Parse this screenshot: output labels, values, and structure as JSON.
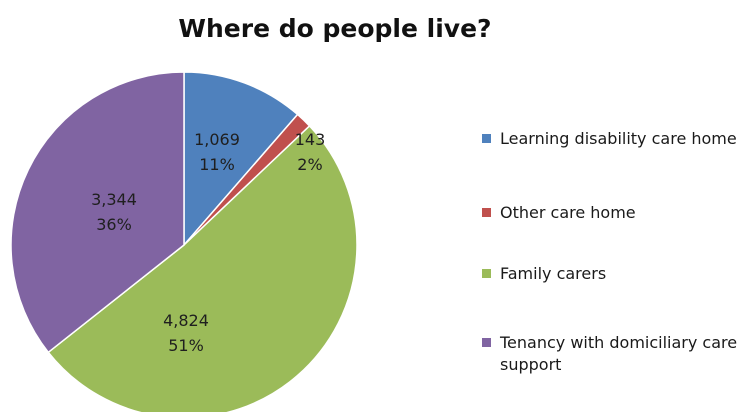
{
  "chart_data": {
    "type": "pie",
    "title": "Where do people live?",
    "slices": [
      {
        "name": "Learning disability care home",
        "value": 1069,
        "value_label": "1,069",
        "percent_label": "11%",
        "color": "#4F81BD"
      },
      {
        "name": "Other care home",
        "value": 143,
        "value_label": "143",
        "percent_label": "2%",
        "color": "#C0504D"
      },
      {
        "name": "Family carers",
        "value": 4824,
        "value_label": "4,824",
        "percent_label": "51%",
        "color": "#9BBB59"
      },
      {
        "name": "Tenancy with domiciliary care support",
        "value": 3344,
        "value_label": "3,344",
        "percent_label": "36%",
        "color": "#8064A2"
      }
    ],
    "legend": {
      "position": "right"
    }
  }
}
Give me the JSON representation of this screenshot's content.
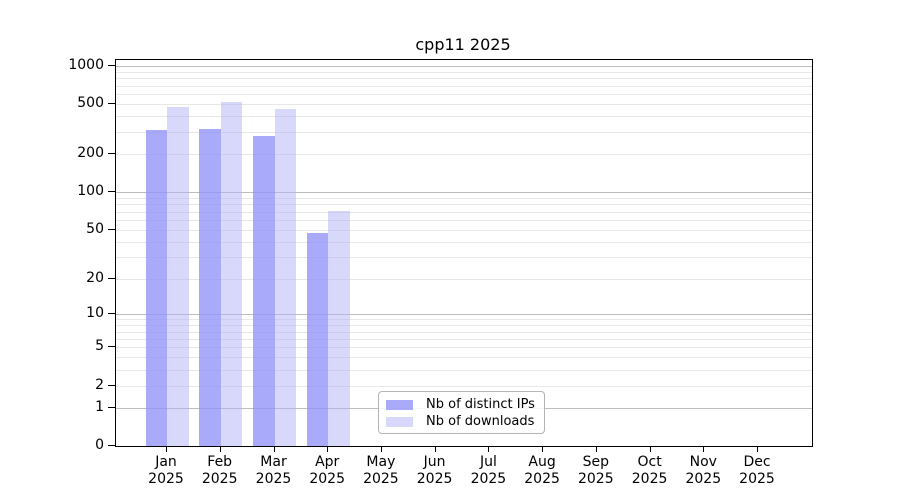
{
  "title": "cpp11 2025",
  "chart_data": {
    "type": "bar",
    "title": "cpp11 2025",
    "scale": "log1p",
    "grid": "horizontal major+minor, log decades",
    "legend_position": "lower center",
    "year_label": "2025",
    "categories": [
      "Jan",
      "Feb",
      "Mar",
      "Apr",
      "May",
      "Jun",
      "Jul",
      "Aug",
      "Sep",
      "Oct",
      "Nov",
      "Dec"
    ],
    "y_ticks": [
      0,
      1,
      2,
      5,
      10,
      20,
      50,
      100,
      200,
      500,
      1000
    ],
    "ylim": [
      0,
      1113
    ],
    "series": [
      {
        "name": "Nb of distinct IPs",
        "slug": "distinct-ips",
        "fill": "rgba(146,146,248,0.78)",
        "values": [
          310,
          315,
          280,
          47,
          null,
          null,
          null,
          null,
          null,
          null,
          null,
          null
        ]
      },
      {
        "name": "Nb of downloads",
        "slug": "downloads",
        "fill": "rgba(178,178,245,0.5)",
        "values": [
          475,
          515,
          460,
          71,
          null,
          null,
          null,
          null,
          null,
          null,
          null,
          null
        ]
      }
    ]
  }
}
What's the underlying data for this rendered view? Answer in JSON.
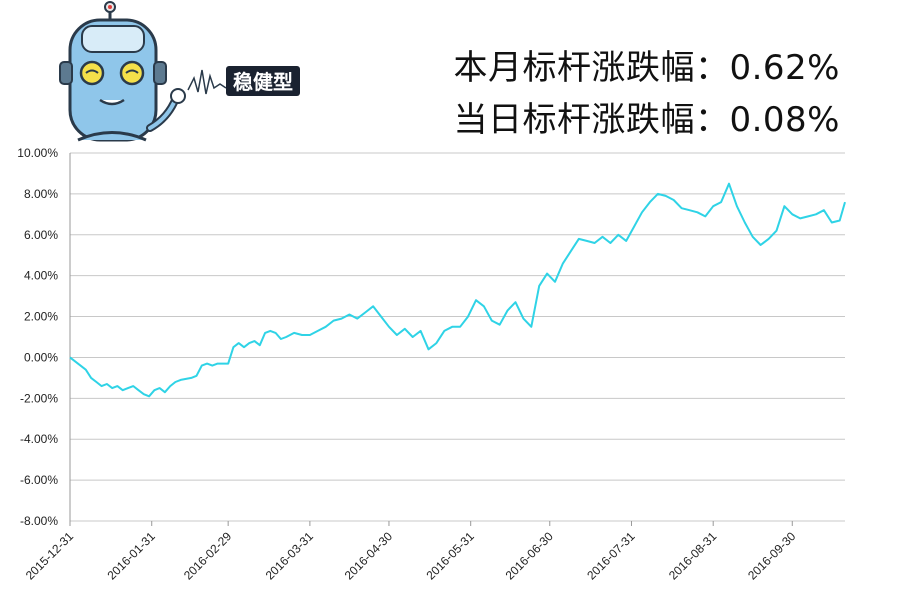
{
  "header": {
    "badge_text": "稳健型",
    "month_line": "本月标杆涨跌幅：0.62%",
    "day_line": "当日标杆涨跌幅：0.08%"
  },
  "colors": {
    "line": "#2fd3e6",
    "grid": "#c8c8c8",
    "axis": "#999999",
    "robot_body": "#8fc6ea",
    "robot_outline": "#2a3a4a",
    "eyes": "#f5e04a",
    "badge_bg": "#1a2230"
  },
  "icons": {
    "mascot": "robot-mascot-icon"
  },
  "chart_data": {
    "type": "line",
    "title": "",
    "xlabel": "",
    "ylabel": "",
    "ylim": [
      -8,
      10
    ],
    "yticks": [
      10,
      8,
      6,
      4,
      2,
      0,
      -2,
      -4,
      -6,
      -8
    ],
    "ytick_labels": [
      "10.00%",
      "8.00%",
      "6.00%",
      "4.00%",
      "2.00%",
      "0.00%",
      "-2.00%",
      "-4.00%",
      "-6.00%",
      "-8.00%"
    ],
    "xtick_labels": [
      "2015-12-31",
      "2016-01-31",
      "2016-02-29",
      "2016-03-31",
      "2016-04-30",
      "2016-05-31",
      "2016-06-30",
      "2016-07-31",
      "2016-08-31",
      "2016-09-30"
    ],
    "xlim": [
      "2015-12-31",
      "2016-10-20"
    ],
    "grid": true,
    "series": [
      {
        "x": [
          "2015-12-31",
          "2016-01-04",
          "2016-01-06",
          "2016-01-08",
          "2016-01-10",
          "2016-01-12",
          "2016-01-14",
          "2016-01-16",
          "2016-01-18",
          "2016-01-20",
          "2016-01-22",
          "2016-01-24",
          "2016-01-26",
          "2016-01-28",
          "2016-01-30",
          "2016-02-01",
          "2016-02-03",
          "2016-02-05",
          "2016-02-07",
          "2016-02-09",
          "2016-02-11",
          "2016-02-15",
          "2016-02-17",
          "2016-02-19",
          "2016-02-21",
          "2016-02-23",
          "2016-02-25",
          "2016-02-27",
          "2016-02-29",
          "2016-03-02",
          "2016-03-04",
          "2016-03-06",
          "2016-03-08",
          "2016-03-10",
          "2016-03-12",
          "2016-03-14",
          "2016-03-16",
          "2016-03-18",
          "2016-03-20",
          "2016-03-22",
          "2016-03-25",
          "2016-03-28",
          "2016-03-31",
          "2016-04-03",
          "2016-04-06",
          "2016-04-09",
          "2016-04-12",
          "2016-04-15",
          "2016-04-18",
          "2016-04-21",
          "2016-04-24",
          "2016-04-27",
          "2016-04-30",
          "2016-05-03",
          "2016-05-06",
          "2016-05-09",
          "2016-05-12",
          "2016-05-15",
          "2016-05-18",
          "2016-05-21",
          "2016-05-24",
          "2016-05-27",
          "2016-05-30",
          "2016-06-02",
          "2016-06-05",
          "2016-06-08",
          "2016-06-11",
          "2016-06-14",
          "2016-06-17",
          "2016-06-20",
          "2016-06-23",
          "2016-06-26",
          "2016-06-29",
          "2016-07-02",
          "2016-07-05",
          "2016-07-08",
          "2016-07-11",
          "2016-07-14",
          "2016-07-17",
          "2016-07-20",
          "2016-07-23",
          "2016-07-26",
          "2016-07-29",
          "2016-08-01",
          "2016-08-04",
          "2016-08-07",
          "2016-08-10",
          "2016-08-13",
          "2016-08-16",
          "2016-08-19",
          "2016-08-22",
          "2016-08-25",
          "2016-08-28",
          "2016-08-31",
          "2016-09-03",
          "2016-09-06",
          "2016-09-09",
          "2016-09-12",
          "2016-09-15",
          "2016-09-18",
          "2016-09-21",
          "2016-09-24",
          "2016-09-27",
          "2016-09-30",
          "2016-10-03",
          "2016-10-06",
          "2016-10-09",
          "2016-10-12",
          "2016-10-15",
          "2016-10-18",
          "2016-10-20"
        ],
        "values": [
          0.0,
          -0.4,
          -0.6,
          -1.0,
          -1.2,
          -1.4,
          -1.3,
          -1.5,
          -1.4,
          -1.6,
          -1.5,
          -1.4,
          -1.6,
          -1.8,
          -1.9,
          -1.6,
          -1.5,
          -1.7,
          -1.4,
          -1.2,
          -1.1,
          -1.0,
          -0.9,
          -0.4,
          -0.3,
          -0.4,
          -0.3,
          -0.3,
          -0.3,
          0.5,
          0.7,
          0.5,
          0.7,
          0.8,
          0.6,
          1.2,
          1.3,
          1.2,
          0.9,
          1.0,
          1.2,
          1.1,
          1.1,
          1.3,
          1.5,
          1.8,
          1.9,
          2.1,
          1.9,
          2.2,
          2.5,
          2.0,
          1.5,
          1.1,
          1.4,
          1.0,
          1.3,
          0.4,
          0.7,
          1.3,
          1.5,
          1.5,
          2.0,
          2.8,
          2.5,
          1.8,
          1.6,
          2.3,
          2.7,
          1.9,
          1.5,
          3.5,
          4.1,
          3.7,
          4.6,
          5.2,
          5.8,
          5.7,
          5.6,
          5.9,
          5.6,
          6.0,
          5.7,
          6.4,
          7.1,
          7.6,
          8.0,
          7.9,
          7.7,
          7.3,
          7.2,
          7.1,
          6.9,
          7.4,
          7.6,
          8.5,
          7.4,
          6.6,
          5.9,
          5.5,
          5.8,
          6.2,
          7.4,
          7.0,
          6.8,
          6.9,
          7.0,
          7.2,
          6.6,
          6.7,
          7.6
        ]
      }
    ]
  }
}
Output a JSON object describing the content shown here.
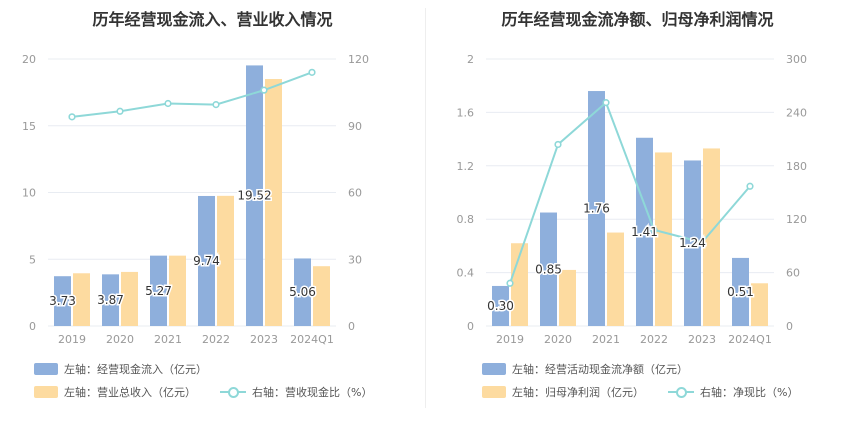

━━━━━━━━━━━━━━━━━━━━

**PROBLEM STATEMENT**
Indicate how many lines of the material contain the string "grid", giving the number and nothing more.

**COMPLETE RESPONSE**
3